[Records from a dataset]

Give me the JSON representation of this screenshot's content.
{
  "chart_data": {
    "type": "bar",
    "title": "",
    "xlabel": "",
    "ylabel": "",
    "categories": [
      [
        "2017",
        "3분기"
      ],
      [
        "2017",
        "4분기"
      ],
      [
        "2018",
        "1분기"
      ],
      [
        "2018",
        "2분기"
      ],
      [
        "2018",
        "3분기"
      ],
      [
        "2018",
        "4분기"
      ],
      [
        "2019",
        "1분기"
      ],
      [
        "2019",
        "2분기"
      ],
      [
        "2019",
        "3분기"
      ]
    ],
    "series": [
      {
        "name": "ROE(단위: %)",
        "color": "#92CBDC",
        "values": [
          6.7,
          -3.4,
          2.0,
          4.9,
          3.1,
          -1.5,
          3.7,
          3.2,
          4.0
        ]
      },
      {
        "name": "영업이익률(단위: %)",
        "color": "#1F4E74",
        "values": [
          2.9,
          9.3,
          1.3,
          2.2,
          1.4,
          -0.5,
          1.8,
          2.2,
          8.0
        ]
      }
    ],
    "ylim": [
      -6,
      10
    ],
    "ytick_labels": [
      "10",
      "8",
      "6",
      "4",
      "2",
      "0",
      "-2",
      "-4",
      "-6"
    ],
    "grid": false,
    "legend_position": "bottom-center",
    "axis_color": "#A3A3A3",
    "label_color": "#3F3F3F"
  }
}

EXERCISE> Print out the whole listing exactly as it appears.

RESPONSE BELOW>
Give me the JSON representation of this screenshot's content.
{
  "chart_data": {
    "type": "bar",
    "title": "",
    "xlabel": "",
    "ylabel": "",
    "categories": [
      [
        "2017",
        "3분기"
      ],
      [
        "2017",
        "4분기"
      ],
      [
        "2018",
        "1분기"
      ],
      [
        "2018",
        "2분기"
      ],
      [
        "2018",
        "3분기"
      ],
      [
        "2018",
        "4분기"
      ],
      [
        "2019",
        "1분기"
      ],
      [
        "2019",
        "2분기"
      ],
      [
        "2019",
        "3분기"
      ]
    ],
    "series": [
      {
        "name": "ROE(단위: %)",
        "color": "#92CBDC",
        "values": [
          6.7,
          -3.4,
          2.0,
          4.9,
          3.1,
          -1.5,
          3.7,
          3.2,
          4.0
        ]
      },
      {
        "name": "영업이익률(단위: %)",
        "color": "#1F4E74",
        "values": [
          2.9,
          9.3,
          1.3,
          2.2,
          1.4,
          -0.5,
          1.8,
          2.2,
          8.0
        ]
      }
    ],
    "ylim": [
      -6,
      10
    ],
    "ytick_labels": [
      "10",
      "8",
      "6",
      "4",
      "2",
      "0",
      "-2",
      "-4",
      "-6"
    ],
    "grid": false,
    "legend_position": "bottom-center",
    "axis_color": "#A3A3A3",
    "label_color": "#3F3F3F"
  }
}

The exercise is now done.